GIVEN PROBLEM
Reproduce the listing below verbatim.

SUPPLIED MATERIAL
* * * *
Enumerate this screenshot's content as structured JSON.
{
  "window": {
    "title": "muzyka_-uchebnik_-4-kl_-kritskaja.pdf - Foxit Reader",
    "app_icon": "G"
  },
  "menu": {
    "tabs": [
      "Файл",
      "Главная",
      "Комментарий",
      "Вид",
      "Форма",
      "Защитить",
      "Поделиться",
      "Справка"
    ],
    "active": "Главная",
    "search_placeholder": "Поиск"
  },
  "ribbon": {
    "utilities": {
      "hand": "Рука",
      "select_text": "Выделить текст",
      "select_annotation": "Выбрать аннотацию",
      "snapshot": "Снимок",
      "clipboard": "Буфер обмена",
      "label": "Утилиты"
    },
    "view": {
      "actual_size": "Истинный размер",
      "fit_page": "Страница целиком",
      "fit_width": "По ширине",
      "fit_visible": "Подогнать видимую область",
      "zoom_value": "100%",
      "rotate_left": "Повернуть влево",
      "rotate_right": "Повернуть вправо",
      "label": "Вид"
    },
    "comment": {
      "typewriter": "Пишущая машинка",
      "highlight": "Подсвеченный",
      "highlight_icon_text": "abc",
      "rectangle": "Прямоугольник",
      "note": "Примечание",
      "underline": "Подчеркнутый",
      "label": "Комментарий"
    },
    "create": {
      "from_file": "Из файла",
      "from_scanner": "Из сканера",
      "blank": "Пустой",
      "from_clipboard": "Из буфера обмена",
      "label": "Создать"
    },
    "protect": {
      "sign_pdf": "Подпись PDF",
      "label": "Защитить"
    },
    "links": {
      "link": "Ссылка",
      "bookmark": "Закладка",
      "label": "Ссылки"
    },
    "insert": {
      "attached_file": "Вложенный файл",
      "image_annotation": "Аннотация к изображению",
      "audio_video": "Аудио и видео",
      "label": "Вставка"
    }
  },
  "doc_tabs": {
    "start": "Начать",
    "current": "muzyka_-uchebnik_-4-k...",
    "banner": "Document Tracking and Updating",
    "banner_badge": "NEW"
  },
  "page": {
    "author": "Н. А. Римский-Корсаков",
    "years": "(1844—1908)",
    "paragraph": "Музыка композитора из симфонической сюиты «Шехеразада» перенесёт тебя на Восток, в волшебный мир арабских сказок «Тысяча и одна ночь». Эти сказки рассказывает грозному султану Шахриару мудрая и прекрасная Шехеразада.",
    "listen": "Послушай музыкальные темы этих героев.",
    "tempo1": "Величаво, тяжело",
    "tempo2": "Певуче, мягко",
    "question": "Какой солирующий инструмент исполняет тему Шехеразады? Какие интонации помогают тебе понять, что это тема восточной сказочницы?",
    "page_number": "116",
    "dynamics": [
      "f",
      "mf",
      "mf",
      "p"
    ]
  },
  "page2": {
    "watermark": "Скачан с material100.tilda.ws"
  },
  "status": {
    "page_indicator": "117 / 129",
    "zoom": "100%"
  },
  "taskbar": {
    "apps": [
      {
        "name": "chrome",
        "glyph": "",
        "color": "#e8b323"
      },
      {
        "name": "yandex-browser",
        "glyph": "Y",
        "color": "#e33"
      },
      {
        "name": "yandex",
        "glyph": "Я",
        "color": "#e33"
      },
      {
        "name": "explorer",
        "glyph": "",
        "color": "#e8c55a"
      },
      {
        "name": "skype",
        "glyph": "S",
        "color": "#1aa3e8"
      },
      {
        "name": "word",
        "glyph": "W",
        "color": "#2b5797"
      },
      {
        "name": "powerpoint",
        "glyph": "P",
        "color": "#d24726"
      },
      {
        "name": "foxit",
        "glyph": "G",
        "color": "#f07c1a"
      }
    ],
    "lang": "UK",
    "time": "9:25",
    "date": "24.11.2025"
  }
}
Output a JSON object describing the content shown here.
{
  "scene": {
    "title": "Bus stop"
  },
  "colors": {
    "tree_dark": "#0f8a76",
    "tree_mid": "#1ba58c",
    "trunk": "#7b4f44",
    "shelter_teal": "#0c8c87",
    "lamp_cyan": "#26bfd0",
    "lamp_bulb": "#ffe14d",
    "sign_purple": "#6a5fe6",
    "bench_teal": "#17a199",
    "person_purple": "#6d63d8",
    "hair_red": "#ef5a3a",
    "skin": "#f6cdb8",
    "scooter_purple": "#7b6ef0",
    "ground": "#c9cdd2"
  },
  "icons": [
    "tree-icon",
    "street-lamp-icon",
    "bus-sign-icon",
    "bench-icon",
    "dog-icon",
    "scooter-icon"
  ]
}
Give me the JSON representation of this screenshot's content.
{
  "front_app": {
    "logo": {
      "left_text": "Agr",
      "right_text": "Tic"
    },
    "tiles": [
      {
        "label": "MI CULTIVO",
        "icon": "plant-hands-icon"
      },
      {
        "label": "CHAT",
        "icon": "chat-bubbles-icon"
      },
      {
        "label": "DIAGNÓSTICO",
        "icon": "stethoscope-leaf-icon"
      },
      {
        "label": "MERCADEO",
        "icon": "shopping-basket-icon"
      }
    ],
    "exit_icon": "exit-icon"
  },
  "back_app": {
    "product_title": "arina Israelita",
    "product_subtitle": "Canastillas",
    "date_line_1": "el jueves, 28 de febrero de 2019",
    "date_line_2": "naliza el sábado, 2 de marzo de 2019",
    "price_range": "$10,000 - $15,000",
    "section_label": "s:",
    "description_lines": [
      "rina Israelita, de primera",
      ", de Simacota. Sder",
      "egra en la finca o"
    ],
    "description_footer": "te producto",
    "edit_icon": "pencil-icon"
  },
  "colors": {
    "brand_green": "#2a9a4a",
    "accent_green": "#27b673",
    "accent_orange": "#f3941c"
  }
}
* * * *
OUTPUT FOR THIS TASK
Enumerate this screenshot's content as structured JSON.
{
  "window": {
    "title": "muzyka_-uchebnik_-4-kl_-kritskaja.pdf - Foxit Reader",
    "app_icon": "G"
  },
  "menu": {
    "tabs": [
      "Файл",
      "Главная",
      "Комментарий",
      "Вид",
      "Форма",
      "Защитить",
      "Поделиться",
      "Справка"
    ],
    "active": "Главная",
    "search_placeholder": "Поиск"
  },
  "ribbon": {
    "utilities": {
      "hand": "Рука",
      "select_text": "Выделить текст",
      "select_annotation": "Выбрать аннотацию",
      "snapshot": "Снимок",
      "clipboard": "Буфер обмена",
      "label": "Утилиты"
    },
    "view": {
      "actual_size": "Истинный размер",
      "fit_page": "Страница целиком",
      "fit_width": "По ширине",
      "fit_visible": "Подогнать видимую область",
      "zoom_value": "100%",
      "rotate_left": "Повернуть влево",
      "rotate_right": "Повернуть вправо",
      "label": "Вид"
    },
    "comment": {
      "typewriter": "Пишущая машинка",
      "highlight": "Подсвеченный",
      "highlight_icon_text": "abc",
      "rectangle": "Прямоугольник",
      "note": "Примечание",
      "underline": "Подчеркнутый",
      "label": "Комментарий"
    },
    "create": {
      "from_file": "Из файла",
      "from_scanner": "Из сканера",
      "blank": "Пустой",
      "from_clipboard": "Из буфера обмена",
      "label": "Создать"
    },
    "protect": {
      "sign_pdf": "Подпись PDF",
      "label": "Защитить"
    },
    "links": {
      "link": "Ссылка",
      "bookmark": "Закладка",
      "label": "Ссылки"
    },
    "insert": {
      "attached_file": "Вложенный файл",
      "image_annotation": "Аннотация к изображению",
      "audio_video": "Аудио и видео",
      "label": "Вставка"
    }
  },
  "doc_tabs": {
    "start": "Начать",
    "current": "muzyka_-uchebnik_-4-k...",
    "banner": "Document Tracking and Updating",
    "banner_badge": "NEW"
  },
  "page": {
    "author": "Н. А. Римский-Корсаков",
    "years": "(1844—1908)",
    "paragraph": "Музыка композитора из симфонической сюиты «Шехеразада» перенесёт тебя на Восток, в волшебный мир арабских сказок «Тысяча и одна ночь». Эти сказки рассказывает грозному султану Шахриару мудрая и прекрасная Шехеразада.",
    "listen": "Послушай музыкальные темы этих героев.",
    "tempo1": "Величаво, тяжело",
    "tempo2": "Певуче, мягко",
    "question": "Какой солирующий инструмент исполняет тему Шехеразады? Какие интонации помогают тебе понять, что это тема восточной сказочницы?",
    "page_number": "116",
    "dynamics": [
      "f",
      "mf",
      "mf",
      "p"
    ]
  },
  "page2": {
    "watermark": "Скачан с material100.tilda.ws"
  },
  "status": {
    "page_indicator": "117 / 129",
    "zoom": "100%"
  },
  "taskbar": {
    "apps": [
      {
        "name": "chrome",
        "glyph": "",
        "color": "#e8b323"
      },
      {
        "name": "yandex-browser",
        "glyph": "Y",
        "color": "#e33"
      },
      {
        "name": "yandex",
        "glyph": "Я",
        "color": "#e33"
      },
      {
        "name": "explorer",
        "glyph": "",
        "color": "#e8c55a"
      },
      {
        "name": "skype",
        "glyph": "S",
        "color": "#1aa3e8"
      },
      {
        "name": "word",
        "glyph": "W",
        "color": "#2b5797"
      },
      {
        "name": "powerpoint",
        "glyph": "P",
        "color": "#d24726"
      },
      {
        "name": "foxit",
        "glyph": "G",
        "color": "#f07c1a"
      }
    ],
    "lang": "UK",
    "time": "9:25",
    "date": "24.11.2025"
  }
}
Output a JSON object describing the content shown here.
{
  "scene": {
    "title": "Bus stop"
  },
  "colors": {
    "tree_dark": "#0f8a76",
    "tree_mid": "#1ba58c",
    "trunk": "#7b4f44",
    "shelter_teal": "#0c8c87",
    "lamp_cyan": "#26bfd0",
    "lamp_bulb": "#ffe14d",
    "sign_purple": "#6a5fe6",
    "bench_teal": "#17a199",
    "person_purple": "#6d63d8",
    "hair_red": "#ef5a3a",
    "skin": "#f6cdb8",
    "scooter_purple": "#7b6ef0",
    "ground": "#c9cdd2"
  },
  "icons": [
    "tree-icon",
    "street-lamp-icon",
    "bus-sign-icon",
    "bench-icon",
    "dog-icon",
    "scooter-icon"
  ]
}
Give me the JSON representation of this screenshot's content.
{
  "front_app": {
    "logo": {
      "left_text": "Agr",
      "right_text": "Tic"
    },
    "tiles": [
      {
        "label": "MI CULTIVO",
        "icon": "plant-hands-icon"
      },
      {
        "label": "CHAT",
        "icon": "chat-bubbles-icon"
      },
      {
        "label": "DIAGNÓSTICO",
        "icon": "stethoscope-leaf-icon"
      },
      {
        "label": "MERCADEO",
        "icon": "shopping-basket-icon"
      }
    ],
    "exit_icon": "exit-icon"
  },
  "back_app": {
    "product_title": "arina Israelita",
    "product_subtitle": "Canastillas",
    "date_line_1": "el jueves, 28 de febrero de 2019",
    "date_line_2": "naliza el sábado, 2 de marzo de 2019",
    "price_range": "$10,000 - $15,000",
    "section_label": "s:",
    "description_lines": [
      "rina Israelita, de primera",
      ", de Simacota. Sder",
      "egra en la finca o"
    ],
    "description_footer": "te producto",
    "edit_icon": "pencil-icon"
  },
  "colors": {
    "brand_green": "#2a9a4a",
    "accent_green": "#27b673",
    "accent_orange": "#f3941c"
  }
}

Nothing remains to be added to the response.